TASK GOAL: Exactly repeat the material, dropping every picture from the copy.

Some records
___

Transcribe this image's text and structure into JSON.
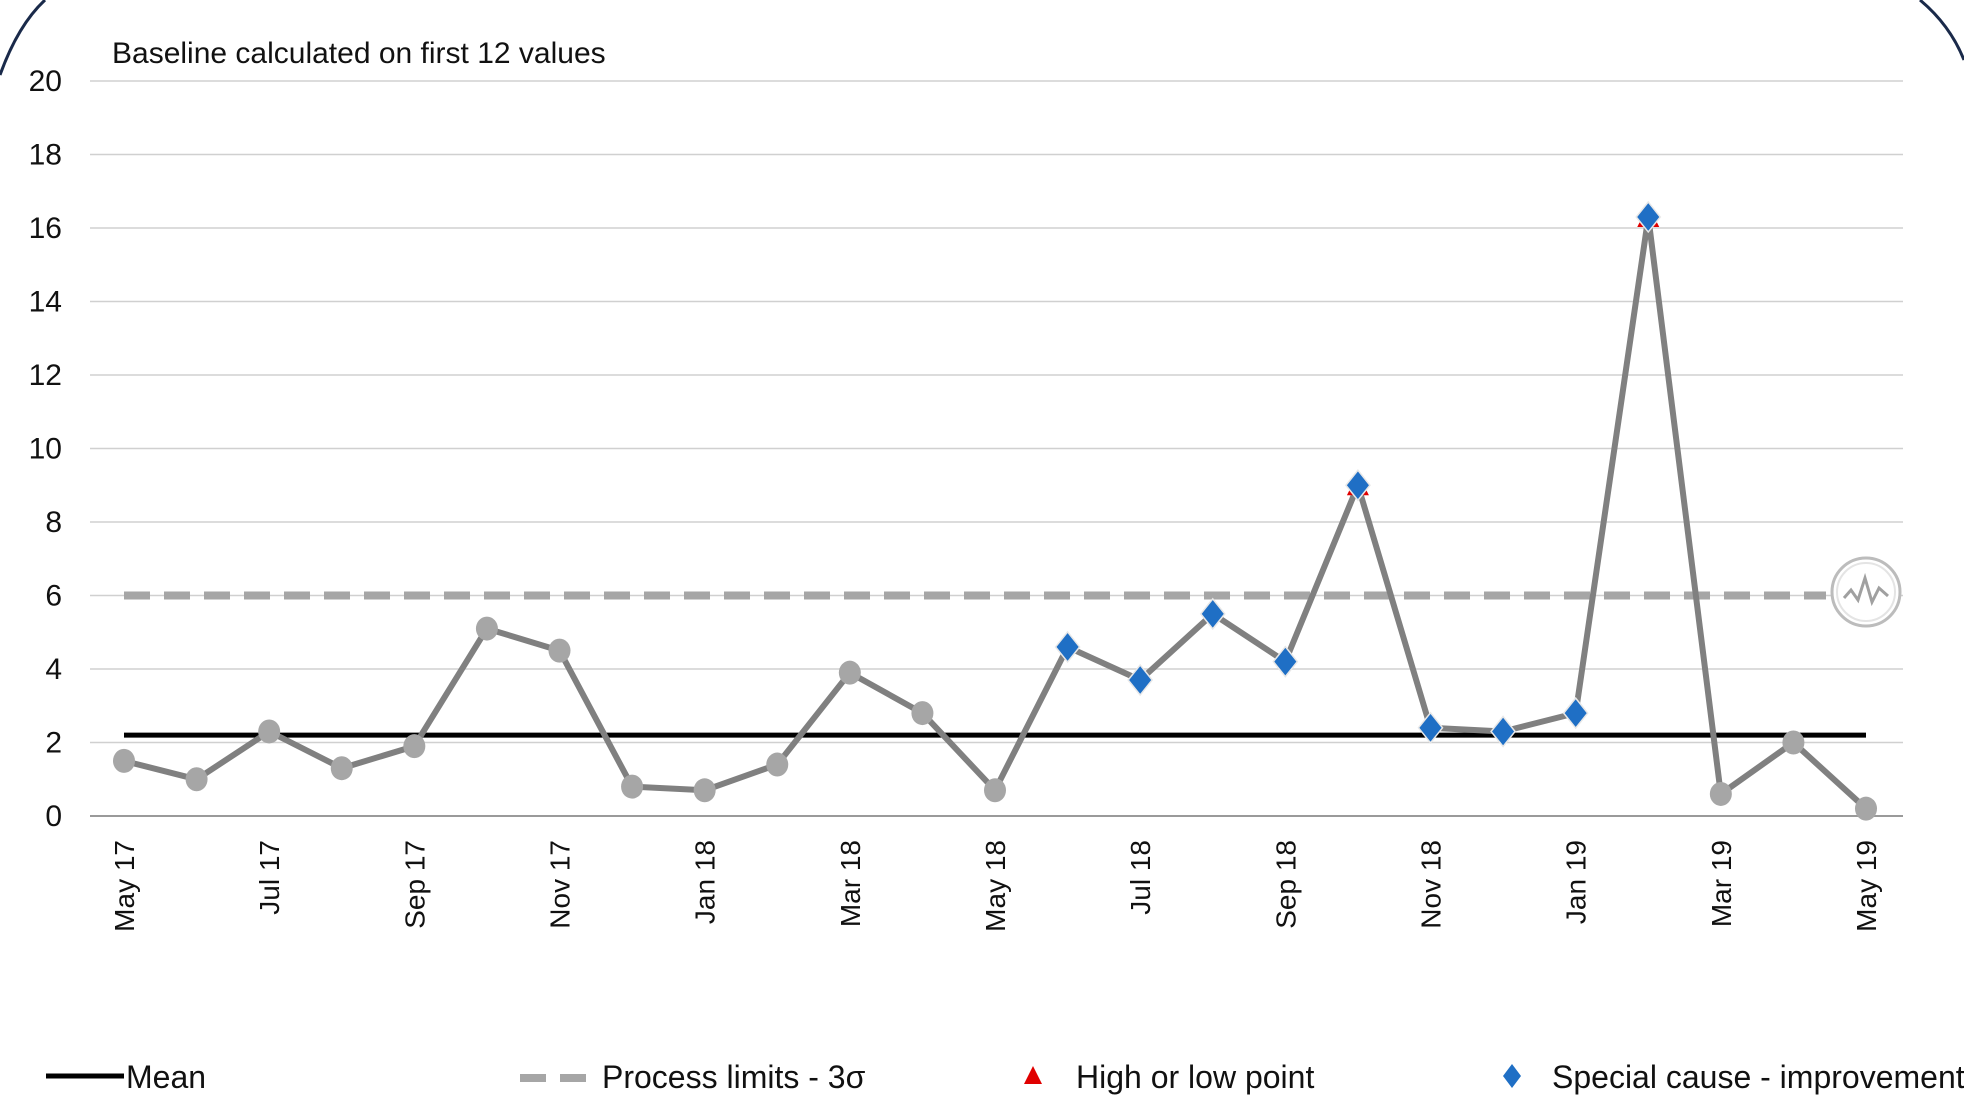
{
  "chart_data": {
    "type": "line",
    "annotation": "Baseline calculated on first 12 values",
    "ylim": [
      0,
      20
    ],
    "y_ticks": [
      0,
      2,
      4,
      6,
      8,
      10,
      12,
      14,
      16,
      18,
      20
    ],
    "grid": true,
    "x": [
      "May 17",
      "Jun 17",
      "Jul 17",
      "Aug 17",
      "Sep 17",
      "Oct 17",
      "Nov 17",
      "Dec 17",
      "Jan 18",
      "Feb 18",
      "Mar 18",
      "Apr 18",
      "May 18",
      "Jun 18",
      "Jul 18",
      "Aug 18",
      "Sep 18",
      "Oct 18",
      "Nov 18",
      "Dec 18",
      "Jan 19",
      "Feb 19",
      "Mar 19",
      "Apr 19",
      "May 19"
    ],
    "x_tick_labels": [
      "May 17",
      "",
      "Jul 17",
      "",
      "Sep 17",
      "",
      "Nov 17",
      "",
      "Jan 18",
      "",
      "Mar 18",
      "",
      "May 18",
      "",
      "Jul 18",
      "",
      "Sep 18",
      "",
      "Nov 18",
      "",
      "Jan 19",
      "",
      "Mar 19",
      "",
      "May 19"
    ],
    "values": [
      1.5,
      1.0,
      2.3,
      1.3,
      1.9,
      5.1,
      4.5,
      0.8,
      0.7,
      1.4,
      3.9,
      2.8,
      0.7,
      4.6,
      3.7,
      5.5,
      4.2,
      9.0,
      2.4,
      2.3,
      2.8,
      16.3,
      0.6,
      2.0,
      0.2
    ],
    "special_cause": [
      false,
      false,
      false,
      false,
      false,
      false,
      false,
      false,
      false,
      false,
      false,
      false,
      false,
      true,
      true,
      true,
      true,
      true,
      true,
      true,
      true,
      true,
      false,
      false,
      false
    ],
    "high_low_point": [
      false,
      false,
      false,
      false,
      false,
      false,
      false,
      false,
      false,
      false,
      false,
      false,
      false,
      false,
      false,
      false,
      false,
      true,
      false,
      false,
      false,
      true,
      false,
      false,
      false
    ],
    "mean": 2.2,
    "upper_process_limit": 6.0,
    "legend_placement": "bottom",
    "legend": [
      {
        "key": "mean",
        "label": "Mean",
        "color": "#000000"
      },
      {
        "key": "limits",
        "label": "Process limits - 3σ",
        "color": "#a6a6a6"
      },
      {
        "key": "highlow",
        "label": "High or low point",
        "color": "#e00000"
      },
      {
        "key": "special",
        "label": "Special cause - improvement",
        "color": "#1f6fc5"
      }
    ],
    "colors": {
      "line": "#808080",
      "point": "#a6a6a6",
      "special": "#1f6fc5",
      "highlow": "#e00000",
      "mean": "#000000",
      "limit": "#a6a6a6",
      "grid": "#d0d0d0"
    }
  }
}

___

TASK RESPONSE:
Transcribe this image's text and structure into JSON.
{
  "chart_data": {
    "type": "line",
    "annotation": "Baseline calculated on first 12 values",
    "ylim": [
      0,
      20
    ],
    "y_ticks": [
      0,
      2,
      4,
      6,
      8,
      10,
      12,
      14,
      16,
      18,
      20
    ],
    "grid": true,
    "x": [
      "May 17",
      "Jun 17",
      "Jul 17",
      "Aug 17",
      "Sep 17",
      "Oct 17",
      "Nov 17",
      "Dec 17",
      "Jan 18",
      "Feb 18",
      "Mar 18",
      "Apr 18",
      "May 18",
      "Jun 18",
      "Jul 18",
      "Aug 18",
      "Sep 18",
      "Oct 18",
      "Nov 18",
      "Dec 18",
      "Jan 19",
      "Feb 19",
      "Mar 19",
      "Apr 19",
      "May 19"
    ],
    "x_tick_labels": [
      "May 17",
      "",
      "Jul 17",
      "",
      "Sep 17",
      "",
      "Nov 17",
      "",
      "Jan 18",
      "",
      "Mar 18",
      "",
      "May 18",
      "",
      "Jul 18",
      "",
      "Sep 18",
      "",
      "Nov 18",
      "",
      "Jan 19",
      "",
      "Mar 19",
      "",
      "May 19"
    ],
    "values": [
      1.5,
      1.0,
      2.3,
      1.3,
      1.9,
      5.1,
      4.5,
      0.8,
      0.7,
      1.4,
      3.9,
      2.8,
      0.7,
      4.6,
      3.7,
      5.5,
      4.2,
      9.0,
      2.4,
      2.3,
      2.8,
      16.3,
      0.6,
      2.0,
      0.2
    ],
    "special_cause": [
      false,
      false,
      false,
      false,
      false,
      false,
      false,
      false,
      false,
      false,
      false,
      false,
      false,
      true,
      true,
      true,
      true,
      true,
      true,
      true,
      true,
      true,
      false,
      false,
      false
    ],
    "high_low_point": [
      false,
      false,
      false,
      false,
      false,
      false,
      false,
      false,
      false,
      false,
      false,
      false,
      false,
      false,
      false,
      false,
      false,
      true,
      false,
      false,
      false,
      true,
      false,
      false,
      false
    ],
    "mean": 2.2,
    "upper_process_limit": 6.0,
    "legend_placement": "bottom",
    "legend": [
      {
        "key": "mean",
        "label": "Mean",
        "color": "#000000"
      },
      {
        "key": "limits",
        "label": "Process limits - 3σ",
        "color": "#a6a6a6"
      },
      {
        "key": "highlow",
        "label": "High or low point",
        "color": "#e00000"
      },
      {
        "key": "special",
        "label": "Special cause - improvement",
        "color": "#1f6fc5"
      }
    ],
    "colors": {
      "line": "#808080",
      "point": "#a6a6a6",
      "special": "#1f6fc5",
      "highlow": "#e00000",
      "mean": "#000000",
      "limit": "#a6a6a6",
      "grid": "#d0d0d0"
    }
  }
}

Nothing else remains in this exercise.